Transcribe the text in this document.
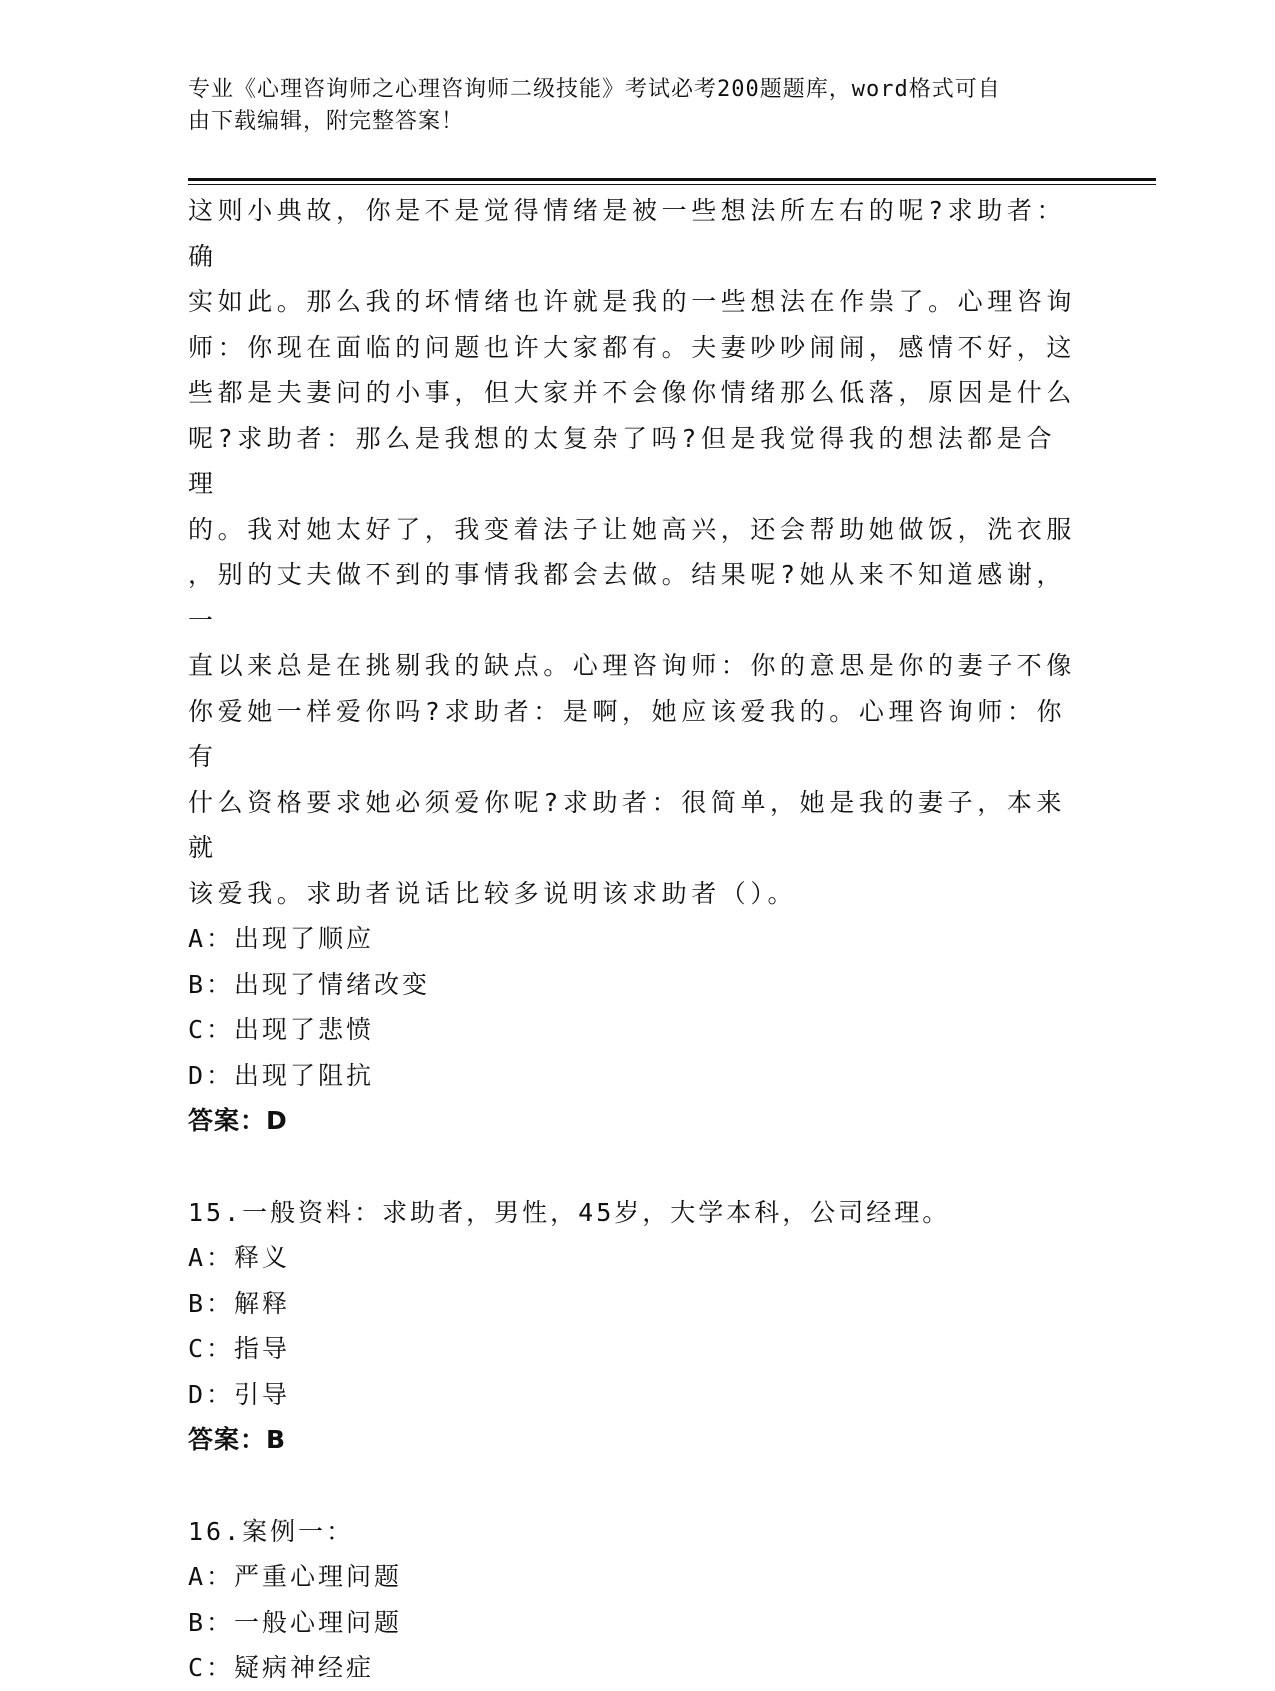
专业《心理咨询师之心理咨询师二级技能》考试必考200题题库，word格式可自
由下载编辑，附完整答案！

这则小典故，你是不是觉得情绪是被一些想法所左右的呢?求助者：确
实如此。那么我的坏情绪也许就是我的一些想法在作祟了。心理咨询
师：你现在面临的问题也许大家都有。夫妻吵吵闹闹，感情不好，这
些都是夫妻问的小事，但大家并不会像你情绪那么低落，原因是什么
呢?求助者：那么是我想的太复杂了吗?但是我觉得我的想法都是合理
的。我对她太好了，我变着法子让她高兴，还会帮助她做饭，洗衣服
，别的丈夫做不到的事情我都会去做。结果呢?她从来不知道感谢，一
直以来总是在挑剔我的缺点。心理咨询师：你的意思是你的妻子不像
你爱她一样爱你吗?求助者：是啊，她应该爱我的。心理咨询师：你有
什么资格要求她必须爱你呢?求助者：很简单，她是我的妻子，本来就
该爱我。求助者说话比较多说明该求助者（）。

A：出现了顺应

B：出现了情绪改变

C：出现了悲愤

D：出现了阻抗

答案：D

15.一般资料：求助者，男性，45岁，大学本科，公司经理。

A：释义

B：解释

C：指导

D：引导

答案：B

16.案例一：

A：严重心理问题

B：一般心理问题

C：疑病神经症
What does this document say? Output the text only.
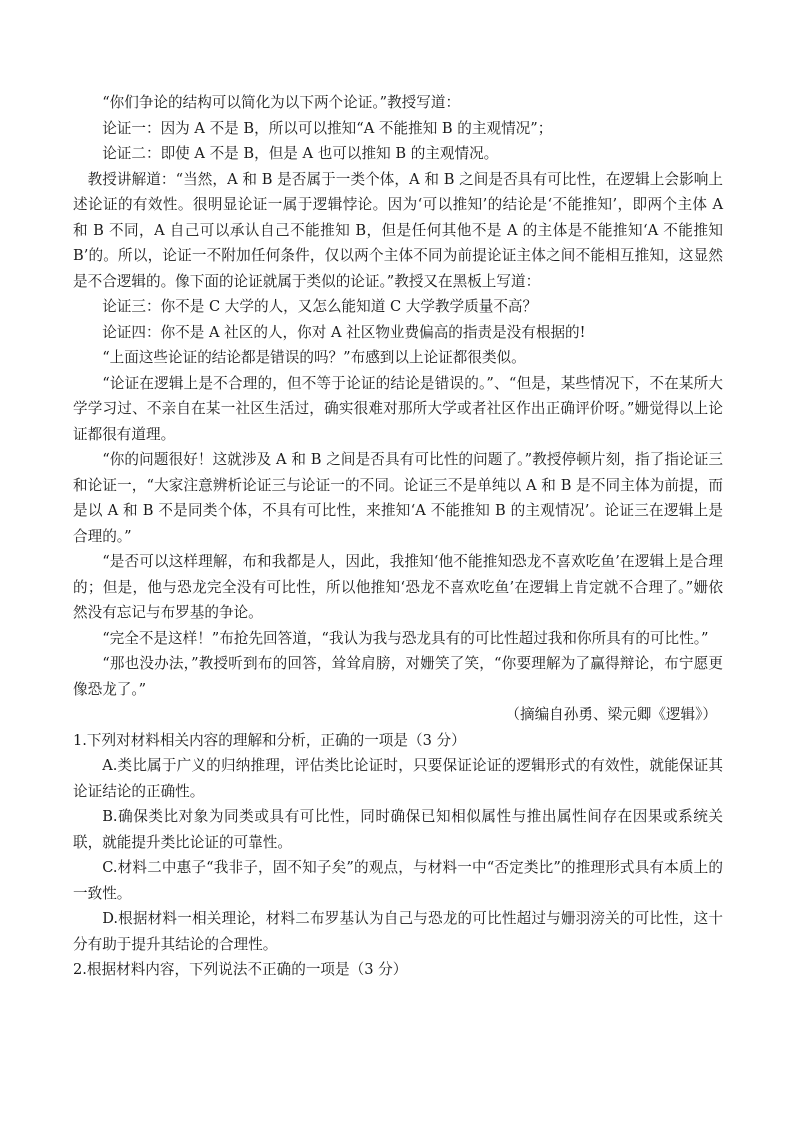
“你们争论的结构可以简化为以下两个论证。”教授写道：

论证一：因为 A 不是 B，所以可以推知“A 不能推知 B 的主观情况”；

论证二：即使 A 不是 B，但是 A 也可以推知 B 的主观情况。

教授讲解道：“当然，A 和 B 是否属于一类个体，A 和 B 之间是否具有可比性，在逻辑上会影响上述论证的有效性。很明显论证一属于逻辑悖论。因为‘可以推知’的结论是‘不能推知’，即两个主体 A 和 B 不同，A 自己可以承认自己不能推知 B，但是任何其他不是 A 的主体是不能推知‘A 不能推知 B’的。所以，论证一不附加任何条件，仅以两个主体不同为前提论证主体之间不能相互推知，这显然是不合逻辑的。像下面的论证就属于类似的论证。”教授又在黑板上写道：

论证三：你不是 C 大学的人，又怎么能知道 C 大学教学质量不高？

论证四：你不是 A 社区的人，你对 A 社区物业费偏高的指责是没有根据的!

“上面这些论证的结论都是错误的吗？”布感到以上论证都很类似。

“论证在逻辑上是不合理的，但不等于论证的结论是错误的。”、“但是，某些情况下，不在某所大学学习过、不亲自在某一社区生活过，确实很难对那所大学或者社区作出正确评价呀。”姗觉得以上论证都很有道理。

“你的问题很好！这就涉及 A 和 B 之间是否具有可比性的问题了。”教授停顿片刻，指了指论证三和论证一，“大家注意辨析论证三与论证一的不同。论证三不是单纯以 A 和 B 是不同主体为前提，而是以 A 和 B 不是同类个体，不具有可比性，来推知‘A 不能推知 B 的主观情况’。论证三在逻辑上是合理的。”

“是否可以这样理解，布和我都是人，因此，我推知‘他不能推知恐龙不喜欢吃鱼’在逻辑上是合理的；但是，他与恐龙完全没有可比性，所以他推知‘恐龙不喜欢吃鱼’在逻辑上肯定就不合理了。”姗依然没有忘记与布罗基的争论。

“完全不是这样！”布抢先回答道，“我认为我与恐龙具有的可比性超过我和你所具有的可比性。”

“那也没办法，”教授听到布的回答，耸耸肩膀，对姗笑了笑，“你要理解为了赢得辩论，布宁愿更像恐龙了。”

（摘编自孙勇、梁元卿《逻辑》）

1.下列对材料相关内容的理解和分析，正确的一项是（3 分）

A.类比属于广义的归纳推理，评估类比论证时，只要保证论证的逻辑形式的有效性，就能保证其论证结论的正确性。

B.确保类比对象为同类或具有可比性，同时确保已知相似属性与推出属性间存在因果或系统关联，就能提升类比论证的可靠性。

C.材料二中惠子“我非子，固不知子矣”的观点，与材料一中“否定类比”的推理形式具有本质上的一致性。

D.根据材料一相关理论，材料二布罗基认为自己与恐龙的可比性超过与姗羽滂关的可比性，这十分有助于提升其结论的合理性。

2.根据材料内容，下列说法不正确的一项是（3 分）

******

- [OBJECTIVE]: Without including any picture, repeat the data exactly.

- [TASK RESULT]:
Transcribe the text in this document.
专业《心理咨询师之心理咨询师二级技能》考试必考200题题库，word格式可自
由下载编辑，附完整答案！

这则小典故，你是不是觉得情绪是被一些想法所左右的呢?求助者：确
实如此。那么我的坏情绪也许就是我的一些想法在作祟了。心理咨询
师：你现在面临的问题也许大家都有。夫妻吵吵闹闹，感情不好，这
些都是夫妻问的小事，但大家并不会像你情绪那么低落，原因是什么
呢?求助者：那么是我想的太复杂了吗?但是我觉得我的想法都是合理
的。我对她太好了，我变着法子让她高兴，还会帮助她做饭，洗衣服
，别的丈夫做不到的事情我都会去做。结果呢?她从来不知道感谢，一
直以来总是在挑剔我的缺点。心理咨询师：你的意思是你的妻子不像
你爱她一样爱你吗?求助者：是啊，她应该爱我的。心理咨询师：你有
什么资格要求她必须爱你呢?求助者：很简单，她是我的妻子，本来就
该爱我。求助者说话比较多说明该求助者（）。

A：出现了顺应

B：出现了情绪改变

C：出现了悲愤

D：出现了阻抗

答案：D

15.一般资料：求助者，男性，45岁，大学本科，公司经理。

A：释义

B：解释

C：指导

D：引导

答案：B

16.案例一：

A：严重心理问题

B：一般心理问题

C：疑病神经症
What does this document say? Output the text only.
“你们争论的结构可以简化为以下两个论证。”教授写道：

论证一：因为 A 不是 B，所以可以推知“A 不能推知 B 的主观情况”；

论证二：即使 A 不是 B，但是 A 也可以推知 B 的主观情况。

教授讲解道：“当然，A 和 B 是否属于一类个体，A 和 B 之间是否具有可比性，在逻辑上会影响上述论证的有效性。很明显论证一属于逻辑悖论。因为‘可以推知’的结论是‘不能推知’，即两个主体 A 和 B 不同，A 自己可以承认自己不能推知 B，但是任何其他不是 A 的主体是不能推知‘A 不能推知 B’的。所以，论证一不附加任何条件，仅以两个主体不同为前提论证主体之间不能相互推知，这显然是不合逻辑的。像下面的论证就属于类似的论证。”教授又在黑板上写道：

论证三：你不是 C 大学的人，又怎么能知道 C 大学教学质量不高？

论证四：你不是 A 社区的人，你对 A 社区物业费偏高的指责是没有根据的!

“上面这些论证的结论都是错误的吗？”布感到以上论证都很类似。

“论证在逻辑上是不合理的，但不等于论证的结论是错误的。”、“但是，某些情况下，不在某所大学学习过、不亲自在某一社区生活过，确实很难对那所大学或者社区作出正确评价呀。”姗觉得以上论证都很有道理。

“你的问题很好！这就涉及 A 和 B 之间是否具有可比性的问题了。”教授停顿片刻，指了指论证三和论证一，“大家注意辨析论证三与论证一的不同。论证三不是单纯以 A 和 B 是不同主体为前提，而是以 A 和 B 不是同类个体，不具有可比性，来推知‘A 不能推知 B 的主观情况’。论证三在逻辑上是合理的。”

“是否可以这样理解，布和我都是人，因此，我推知‘他不能推知恐龙不喜欢吃鱼’在逻辑上是合理的；但是，他与恐龙完全没有可比性，所以他推知‘恐龙不喜欢吃鱼’在逻辑上肯定就不合理了。”姗依然没有忘记与布罗基的争论。

“完全不是这样！”布抢先回答道，“我认为我与恐龙具有的可比性超过我和你所具有的可比性。”

“那也没办法，”教授听到布的回答，耸耸肩膀，对姗笑了笑，“你要理解为了赢得辩论，布宁愿更像恐龙了。”

（摘编自孙勇、梁元卿《逻辑》）

1.下列对材料相关内容的理解和分析，正确的一项是（3 分）

A.类比属于广义的归纳推理，评估类比论证时，只要保证论证的逻辑形式的有效性，就能保证其论证结论的正确性。

B.确保类比对象为同类或具有可比性，同时确保已知相似属性与推出属性间存在因果或系统关联，就能提升类比论证的可靠性。

C.材料二中惠子“我非子，固不知子矣”的观点，与材料一中“否定类比”的推理形式具有本质上的一致性。

D.根据材料一相关理论，材料二布罗基认为自己与恐龙的可比性超过与姗羽滂关的可比性，这十分有助于提升其结论的合理性。

2.根据材料内容，下列说法不正确的一项是（3 分）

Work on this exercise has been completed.